▶ PROVIDED ENTRIES

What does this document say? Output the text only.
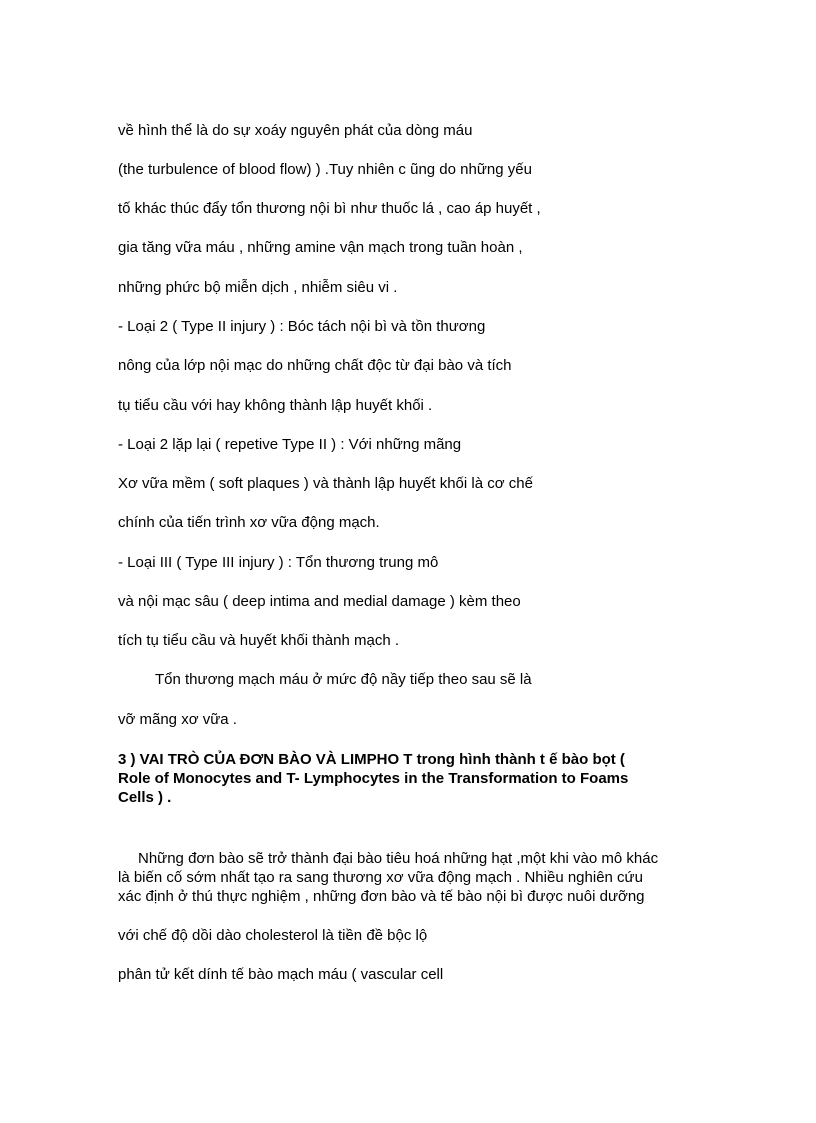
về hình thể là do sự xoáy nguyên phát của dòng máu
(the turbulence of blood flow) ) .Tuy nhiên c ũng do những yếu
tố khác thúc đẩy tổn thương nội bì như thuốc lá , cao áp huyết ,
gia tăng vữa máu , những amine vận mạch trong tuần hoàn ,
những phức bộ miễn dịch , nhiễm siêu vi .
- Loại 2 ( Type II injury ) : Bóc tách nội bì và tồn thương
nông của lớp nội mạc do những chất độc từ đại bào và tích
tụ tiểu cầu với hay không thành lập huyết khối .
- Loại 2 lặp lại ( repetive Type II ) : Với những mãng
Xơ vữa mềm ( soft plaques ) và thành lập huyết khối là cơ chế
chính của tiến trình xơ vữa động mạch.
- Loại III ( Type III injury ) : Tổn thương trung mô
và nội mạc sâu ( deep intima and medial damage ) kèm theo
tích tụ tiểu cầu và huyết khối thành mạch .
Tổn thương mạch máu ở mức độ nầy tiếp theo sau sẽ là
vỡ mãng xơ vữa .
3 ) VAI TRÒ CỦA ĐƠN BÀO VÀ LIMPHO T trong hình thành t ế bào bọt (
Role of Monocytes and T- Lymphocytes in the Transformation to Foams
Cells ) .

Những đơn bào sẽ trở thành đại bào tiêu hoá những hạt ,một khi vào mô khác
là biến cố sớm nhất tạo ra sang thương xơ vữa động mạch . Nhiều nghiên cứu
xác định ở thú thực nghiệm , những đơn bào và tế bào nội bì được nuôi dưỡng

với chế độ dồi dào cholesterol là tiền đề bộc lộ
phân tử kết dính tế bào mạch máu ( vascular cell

...

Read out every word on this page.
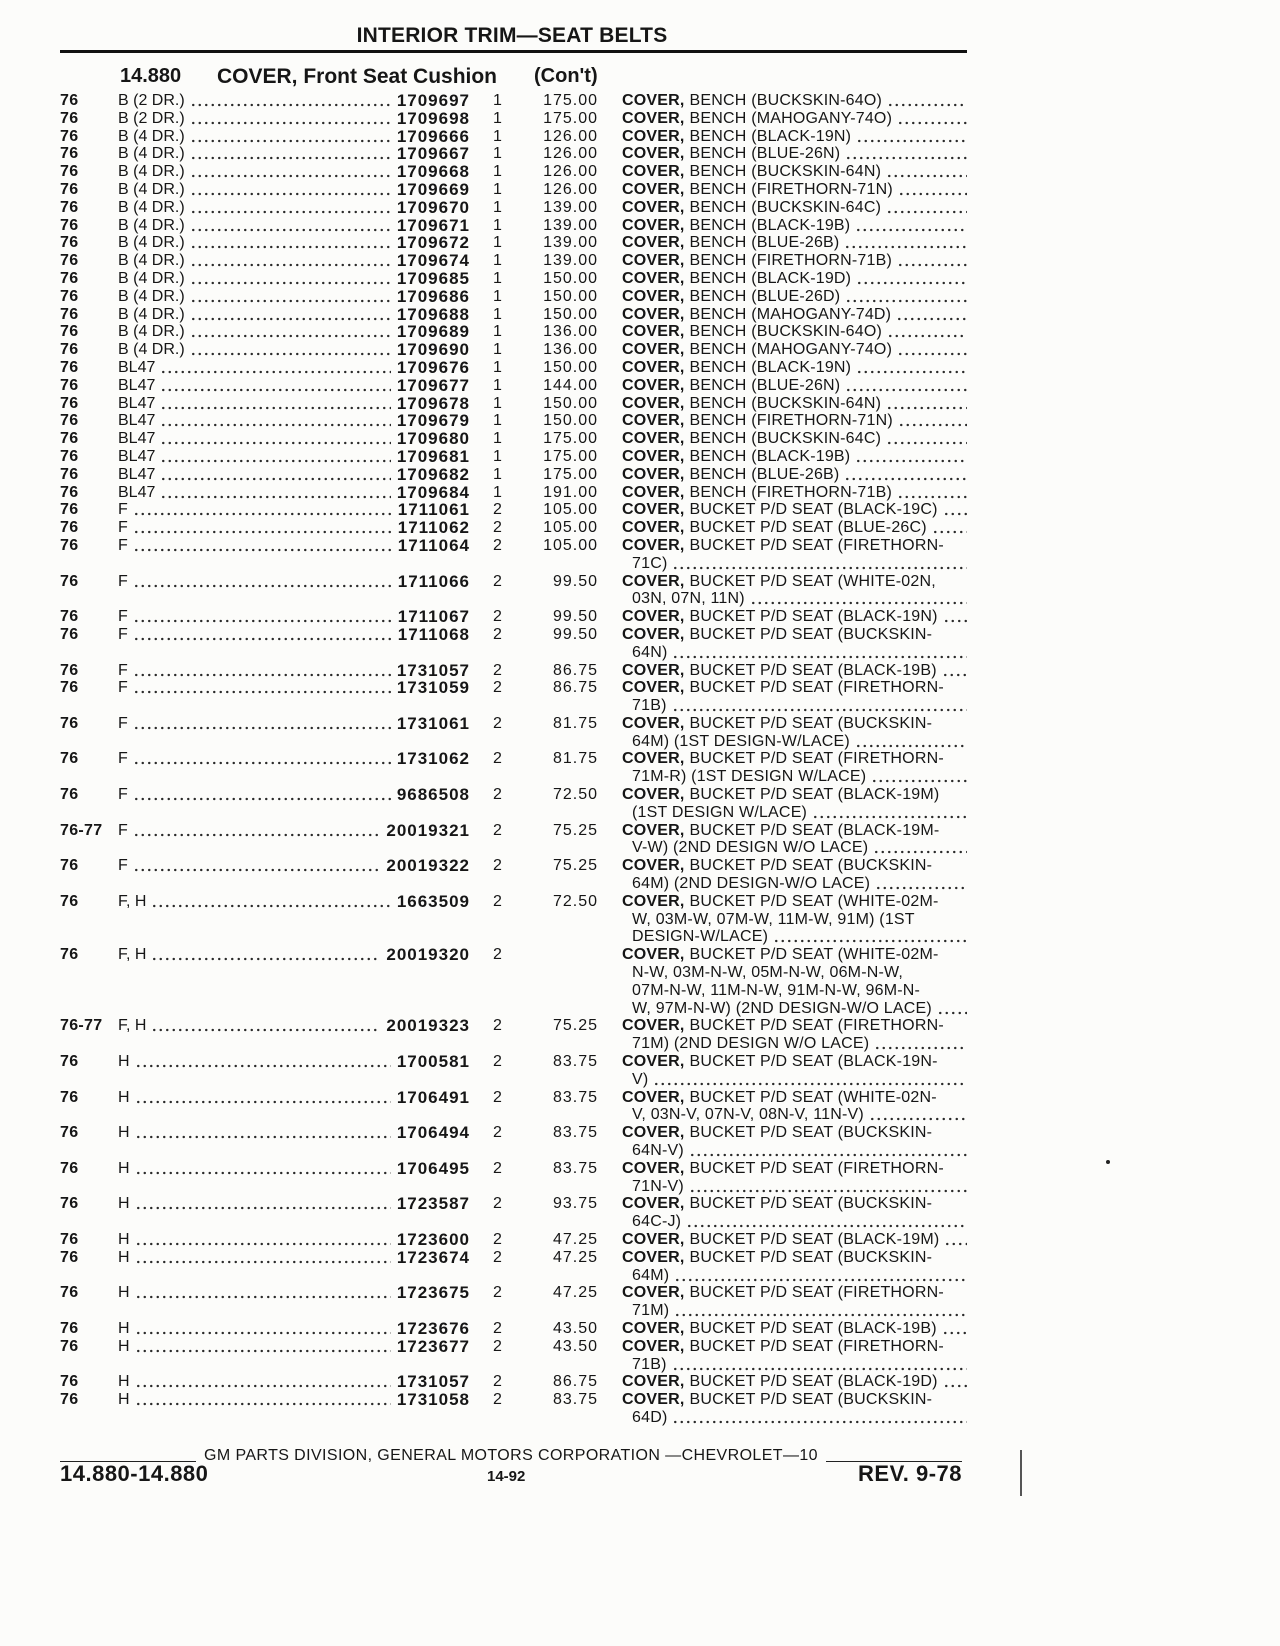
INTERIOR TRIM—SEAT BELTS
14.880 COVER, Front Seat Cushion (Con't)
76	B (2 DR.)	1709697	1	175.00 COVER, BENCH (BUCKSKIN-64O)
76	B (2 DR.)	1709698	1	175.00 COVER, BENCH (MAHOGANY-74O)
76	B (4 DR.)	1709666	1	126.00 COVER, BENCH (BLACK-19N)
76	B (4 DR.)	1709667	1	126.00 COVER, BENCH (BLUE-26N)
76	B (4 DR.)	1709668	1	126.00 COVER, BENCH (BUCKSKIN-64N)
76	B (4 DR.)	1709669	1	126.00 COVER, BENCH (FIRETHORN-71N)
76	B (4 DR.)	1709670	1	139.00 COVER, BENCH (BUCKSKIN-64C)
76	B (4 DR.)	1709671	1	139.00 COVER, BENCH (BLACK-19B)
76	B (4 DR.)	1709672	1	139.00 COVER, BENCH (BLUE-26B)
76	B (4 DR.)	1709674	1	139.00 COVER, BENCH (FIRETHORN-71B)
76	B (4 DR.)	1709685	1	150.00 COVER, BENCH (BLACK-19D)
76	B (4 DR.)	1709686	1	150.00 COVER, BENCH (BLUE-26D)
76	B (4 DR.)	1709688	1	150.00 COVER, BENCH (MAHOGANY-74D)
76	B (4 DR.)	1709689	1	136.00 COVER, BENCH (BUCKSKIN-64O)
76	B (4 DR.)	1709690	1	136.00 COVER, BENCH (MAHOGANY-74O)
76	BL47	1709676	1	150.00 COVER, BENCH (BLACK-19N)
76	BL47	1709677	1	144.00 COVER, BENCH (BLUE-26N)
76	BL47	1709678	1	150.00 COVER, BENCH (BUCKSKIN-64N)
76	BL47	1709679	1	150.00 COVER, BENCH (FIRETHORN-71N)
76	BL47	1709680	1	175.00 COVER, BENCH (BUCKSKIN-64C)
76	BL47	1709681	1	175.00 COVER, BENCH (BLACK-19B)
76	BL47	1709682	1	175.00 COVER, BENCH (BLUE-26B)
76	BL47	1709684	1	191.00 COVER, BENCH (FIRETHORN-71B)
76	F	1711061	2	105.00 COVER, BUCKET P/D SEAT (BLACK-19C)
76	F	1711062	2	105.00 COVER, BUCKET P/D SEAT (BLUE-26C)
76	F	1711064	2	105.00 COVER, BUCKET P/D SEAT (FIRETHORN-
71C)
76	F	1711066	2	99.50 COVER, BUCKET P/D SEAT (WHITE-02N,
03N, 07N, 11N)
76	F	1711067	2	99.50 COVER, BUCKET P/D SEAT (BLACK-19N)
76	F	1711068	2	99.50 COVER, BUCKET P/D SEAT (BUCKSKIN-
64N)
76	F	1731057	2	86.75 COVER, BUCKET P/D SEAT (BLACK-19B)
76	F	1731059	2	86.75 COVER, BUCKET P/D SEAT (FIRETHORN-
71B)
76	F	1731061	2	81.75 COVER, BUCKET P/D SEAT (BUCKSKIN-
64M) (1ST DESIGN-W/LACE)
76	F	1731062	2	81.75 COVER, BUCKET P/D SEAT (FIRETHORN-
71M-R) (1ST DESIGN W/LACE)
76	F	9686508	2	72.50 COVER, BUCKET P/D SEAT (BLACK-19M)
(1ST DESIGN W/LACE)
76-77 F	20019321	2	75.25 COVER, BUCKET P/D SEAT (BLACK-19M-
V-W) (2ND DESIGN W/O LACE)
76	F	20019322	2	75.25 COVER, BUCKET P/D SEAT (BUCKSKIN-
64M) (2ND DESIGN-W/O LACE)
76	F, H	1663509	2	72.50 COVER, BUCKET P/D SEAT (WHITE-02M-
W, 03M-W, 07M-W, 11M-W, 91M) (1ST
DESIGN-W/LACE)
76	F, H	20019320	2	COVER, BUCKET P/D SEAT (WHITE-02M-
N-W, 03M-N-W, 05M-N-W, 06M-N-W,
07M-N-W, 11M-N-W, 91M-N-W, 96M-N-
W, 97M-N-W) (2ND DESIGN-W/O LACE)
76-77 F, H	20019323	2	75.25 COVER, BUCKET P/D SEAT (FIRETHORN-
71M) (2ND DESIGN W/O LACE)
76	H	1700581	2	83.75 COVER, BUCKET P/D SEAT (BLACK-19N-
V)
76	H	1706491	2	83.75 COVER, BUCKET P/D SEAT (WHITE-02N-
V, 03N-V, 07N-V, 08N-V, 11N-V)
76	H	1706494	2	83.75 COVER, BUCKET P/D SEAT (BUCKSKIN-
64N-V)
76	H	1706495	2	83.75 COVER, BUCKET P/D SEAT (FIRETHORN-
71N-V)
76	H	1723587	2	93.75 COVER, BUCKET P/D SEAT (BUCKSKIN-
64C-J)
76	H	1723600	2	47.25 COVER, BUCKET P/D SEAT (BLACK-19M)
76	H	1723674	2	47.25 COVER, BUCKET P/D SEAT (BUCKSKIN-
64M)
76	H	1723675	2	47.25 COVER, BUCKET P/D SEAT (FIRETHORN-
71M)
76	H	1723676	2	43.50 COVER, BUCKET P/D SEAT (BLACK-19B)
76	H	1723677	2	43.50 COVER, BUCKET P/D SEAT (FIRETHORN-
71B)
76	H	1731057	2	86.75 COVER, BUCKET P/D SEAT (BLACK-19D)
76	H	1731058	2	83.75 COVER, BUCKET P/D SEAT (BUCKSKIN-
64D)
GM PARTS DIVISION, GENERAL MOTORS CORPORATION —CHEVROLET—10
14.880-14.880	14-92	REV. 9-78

---

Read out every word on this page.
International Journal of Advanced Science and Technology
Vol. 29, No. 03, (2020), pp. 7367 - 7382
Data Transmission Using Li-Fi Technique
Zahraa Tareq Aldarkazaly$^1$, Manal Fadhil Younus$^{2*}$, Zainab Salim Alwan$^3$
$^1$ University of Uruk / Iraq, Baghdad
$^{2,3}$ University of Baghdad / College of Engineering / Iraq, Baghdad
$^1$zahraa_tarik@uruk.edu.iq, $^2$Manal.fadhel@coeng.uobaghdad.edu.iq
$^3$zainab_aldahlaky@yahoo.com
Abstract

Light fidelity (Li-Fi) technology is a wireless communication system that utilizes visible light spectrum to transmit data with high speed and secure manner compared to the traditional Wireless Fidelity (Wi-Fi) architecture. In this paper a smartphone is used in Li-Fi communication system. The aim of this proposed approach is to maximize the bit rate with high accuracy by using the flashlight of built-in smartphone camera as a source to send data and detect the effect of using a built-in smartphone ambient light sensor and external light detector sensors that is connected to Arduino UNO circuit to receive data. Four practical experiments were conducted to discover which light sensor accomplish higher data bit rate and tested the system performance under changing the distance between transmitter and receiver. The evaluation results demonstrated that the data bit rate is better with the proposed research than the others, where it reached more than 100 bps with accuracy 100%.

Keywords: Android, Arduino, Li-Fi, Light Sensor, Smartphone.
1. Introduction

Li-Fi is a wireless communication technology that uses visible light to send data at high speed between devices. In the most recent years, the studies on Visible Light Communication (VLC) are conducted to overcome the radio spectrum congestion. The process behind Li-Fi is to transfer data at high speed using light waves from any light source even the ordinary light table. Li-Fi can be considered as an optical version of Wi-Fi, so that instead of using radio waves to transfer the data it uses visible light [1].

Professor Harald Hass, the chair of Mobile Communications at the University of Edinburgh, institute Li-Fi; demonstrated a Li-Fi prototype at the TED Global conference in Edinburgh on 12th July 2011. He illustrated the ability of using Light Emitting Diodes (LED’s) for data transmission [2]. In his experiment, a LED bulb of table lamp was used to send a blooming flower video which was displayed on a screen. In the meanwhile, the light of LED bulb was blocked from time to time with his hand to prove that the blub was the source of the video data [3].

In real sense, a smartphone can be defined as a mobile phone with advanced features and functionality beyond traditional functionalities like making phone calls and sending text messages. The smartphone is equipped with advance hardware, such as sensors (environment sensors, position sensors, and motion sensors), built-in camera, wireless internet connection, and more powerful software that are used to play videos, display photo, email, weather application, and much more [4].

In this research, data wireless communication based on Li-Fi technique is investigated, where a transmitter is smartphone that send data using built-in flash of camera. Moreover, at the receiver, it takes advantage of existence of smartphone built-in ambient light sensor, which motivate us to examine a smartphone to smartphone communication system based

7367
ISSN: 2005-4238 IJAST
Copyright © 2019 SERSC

▶ PROBLEM DESCRIPTION
Look through the entries above and report each line where the string "trong" occurs.

▶ EXPECTED ANSWER
gia tăng vữa máu , những amine vận mạch trong tuần hoàn ,
3 ) VAI TRÒ CỦA ĐƠN BÀO VÀ LIMPHO T trong hình thành t ế bào bọt (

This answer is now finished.